Document segment >>
_ _ _ _ _
Here, it is a disadvantage that this complicated type of roller-mounted pressure piece requires a large amount of radial and axial installation space. Furthermore, a large number of individual components are required which make the installation of the entire pressure piece unit difficult.

SUMMARY OF THE INVENTION

Proceeding from the disadvantages of the known prior art, it is therefore an object of the invention to provide a pressure piece of the generic type for a rack and pinion steering mechanism, which pressure piece can be manufactured relatively simply.

According to the invention, this object is achieved in accordance with the characterizing part of claim 1 in conjunction with its preamble, in that the pressure piece has two bearing faces which lie opposite one another and are inclined with respect to one another, at least in each case one axial roller bearing with in each case two runner plates and a rolling body set situated between them being arranged in the bearing faces of the pressure piece which lie opposite one another, one runner plate of said axial roller bearing being held fixedly in the pressure piece so as to rotate with it, and the other rotatable runner plate of said axial roller bearing extending inclined at a defined angle with respect to the bearing face of the rack, with the result that a point of contact is formed between the bearing face of the rack and the rotatable runner plate.

The advantage of the solution according to the invention lies, in particular, in the fact that, in order to reduce the friction between the pressure piece and the rack, their design does not have to be changed. It is necessary only to use axial roller bearings in the inclined bearing faces of the pressure pieces which are known per se. Axial roller bearings of this type are available in a wide variety of design variants in different generic types and shapes, as an inexpensive bought-in part. A further advantage of the realization of the rolling friction which is known per se between the pressure piece and the rack consists in that, in comparison with the special designs according to the known prior art, a considerable amount of installation space can be saved. As a result of this, the rack and pinion steering systems according to the invention can be manufactured more inexpensively and more simply.
_ _ _ _ _
Directive A >> Reproduce the records word for word, from the line containing "x-tick-label: A 1 bbox=[95, 800, 120, 826]" through the end of the records, both ends included, with the pictures omitted.
The steering passage and the records come from separate sources.

Source data:
_ _ _ _ _
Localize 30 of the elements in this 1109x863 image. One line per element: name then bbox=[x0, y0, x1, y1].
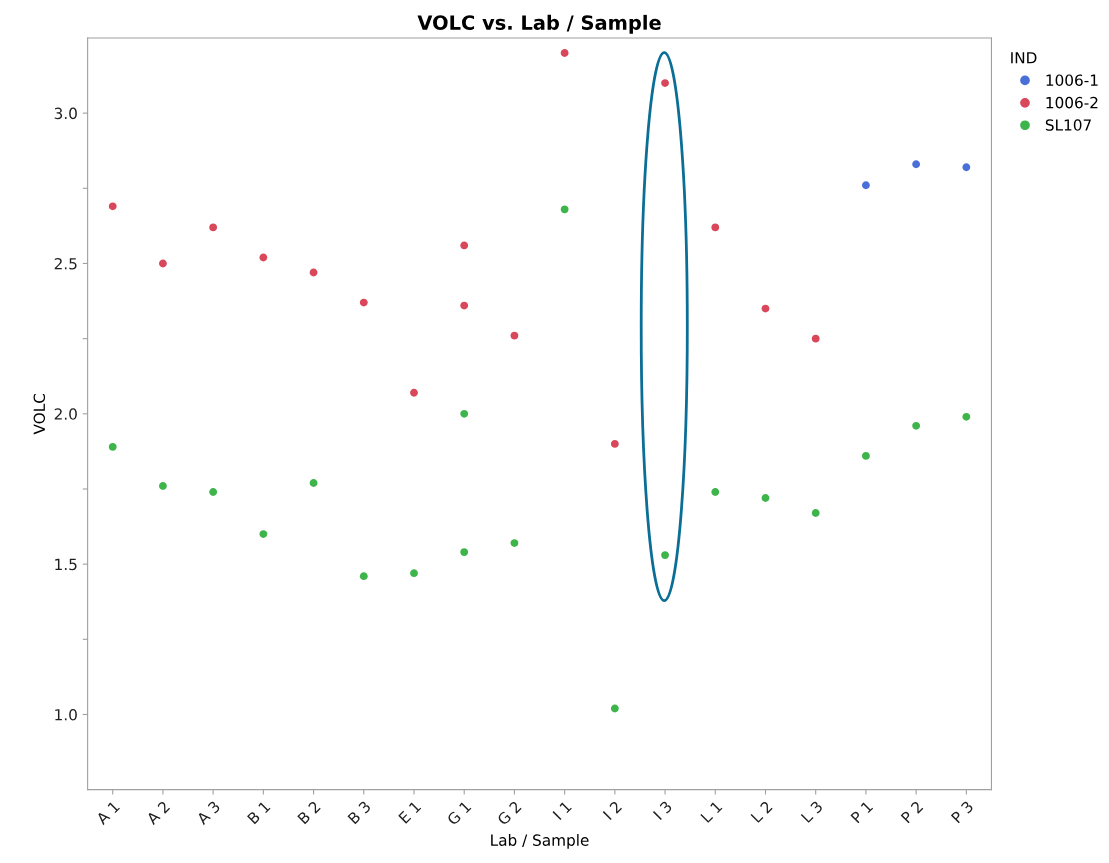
x-tick-label: A 1 bbox=[95, 800, 120, 826]
y-tick-label: 2.5 bbox=[54, 257, 77, 270]
x-tick-label: P 3 bbox=[950, 800, 974, 824]
y-tick-label: 3.0 bbox=[54, 107, 77, 120]
x-tick-label: G 1 bbox=[446, 800, 472, 826]
x-tick-label: P 1 bbox=[850, 800, 874, 824]
x-tick-label: E 1 bbox=[398, 800, 422, 824]
x-tick-label: I 2 bbox=[602, 800, 622, 821]
x-tick-label: A 3 bbox=[195, 800, 221, 826]
y-tick-label: 2.0 bbox=[54, 408, 77, 420]
legend-label: SL107 bbox=[1045, 119, 1091, 131]
legend-label: 1006-1 bbox=[1046, 74, 1098, 86]
chart-title: VOLC vs. Lab / Sample bbox=[417, 14, 661, 34]
legend-label: 1006-2 bbox=[1046, 96, 1098, 109]
x-tick-label: B 2 bbox=[297, 800, 321, 825]
x-tick-label: A 2 bbox=[145, 800, 171, 826]
legend-title: IND bbox=[1011, 52, 1037, 64]
x-tick-label: P 2 bbox=[900, 800, 924, 824]
x-tick-label: I 1 bbox=[552, 800, 572, 821]
y-axis-title: VOLC bbox=[33, 393, 46, 435]
x-tick-label: L 3 bbox=[800, 800, 824, 823]
x-tick-label: I 3 bbox=[652, 800, 673, 821]
x-axis-title: Lab / Sample bbox=[491, 834, 589, 849]
x-tick-label: B 3 bbox=[347, 800, 372, 825]
y-tick-label: 1.5 bbox=[55, 558, 77, 571]
y-tick-label: 1.0 bbox=[55, 708, 77, 721]
x-tick-label: G 2 bbox=[496, 800, 522, 826]
x-tick-label: B 1 bbox=[247, 800, 271, 825]
x-tick-label: L 2 bbox=[750, 800, 773, 823]
x-tick-label: L 1 bbox=[700, 800, 723, 823]
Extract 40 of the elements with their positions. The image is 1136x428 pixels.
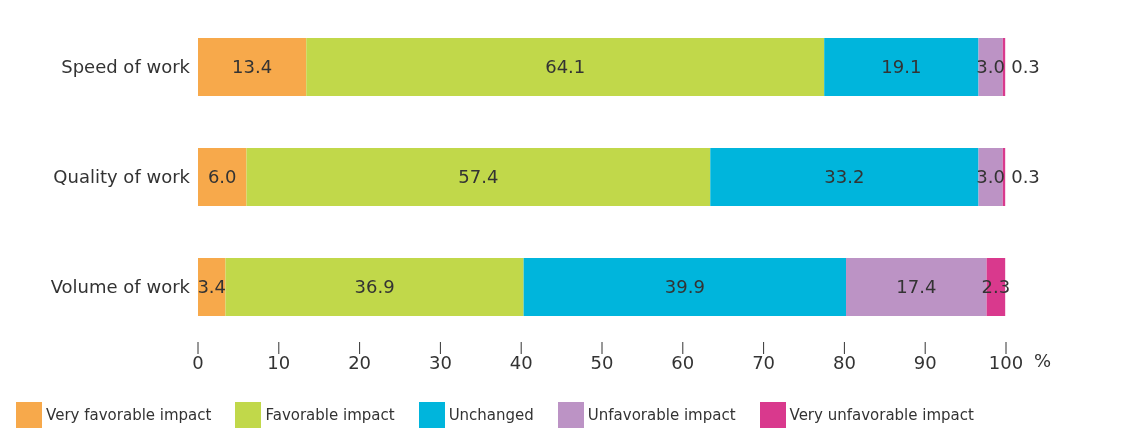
_ _ _ _ _
Directive B >> Duplicate the steering passage verbatim, from "SUMMARY OF THE" up to and including "manufactured relatively simply.".

Correct response A >>
x-tick-label: A 1 bbox=[95, 800, 120, 826]
y-tick-label: 2.5 bbox=[54, 257, 77, 270]
x-tick-label: P 3 bbox=[950, 800, 974, 824]
y-tick-label: 3.0 bbox=[54, 107, 77, 120]
x-tick-label: G 1 bbox=[446, 800, 472, 826]
x-tick-label: P 1 bbox=[850, 800, 874, 824]
x-tick-label: E 1 bbox=[398, 800, 422, 824]
x-tick-label: I 2 bbox=[602, 800, 622, 821]
x-tick-label: A 3 bbox=[195, 800, 221, 826]
y-tick-label: 2.0 bbox=[54, 408, 77, 420]
legend-label: SL107 bbox=[1045, 119, 1091, 131]
legend-label: 1006-1 bbox=[1046, 74, 1098, 86]
chart-title: VOLC vs. Lab / Sample bbox=[417, 14, 661, 34]
legend-label: 1006-2 bbox=[1046, 96, 1098, 109]
x-tick-label: B 2 bbox=[297, 800, 321, 825]
x-tick-label: A 2 bbox=[145, 800, 171, 826]
legend-title: IND bbox=[1011, 52, 1037, 64]
x-tick-label: P 2 bbox=[900, 800, 924, 824]
x-tick-label: I 1 bbox=[552, 800, 572, 821]
y-axis-title: VOLC bbox=[33, 393, 46, 435]
x-tick-label: L 3 bbox=[800, 800, 824, 823]
x-tick-label: I 3 bbox=[652, 800, 673, 821]
x-axis-title: Lab / Sample bbox=[491, 834, 589, 849]
x-tick-label: B 3 bbox=[347, 800, 372, 825]
y-tick-label: 1.5 bbox=[55, 558, 77, 571]
y-tick-label: 1.0 bbox=[55, 708, 77, 721]
x-tick-label: G 2 bbox=[496, 800, 522, 826]
x-tick-label: B 1 bbox=[247, 800, 271, 825]
x-tick-label: L 2 bbox=[750, 800, 773, 823]
x-tick-label: L 1 bbox=[700, 800, 723, 823]
Extract 40 of the elements with their positions. The image is 1136x428 pixels.

Correct response B >>
SUMMARY OF THE INVENTION

Proceeding from the disadvantages of the known prior art, it is therefore an object of the invention to provide a pressure piece of the generic type for a rack and pinion steering mechanism, which pressure piece can be manufactured relatively simply.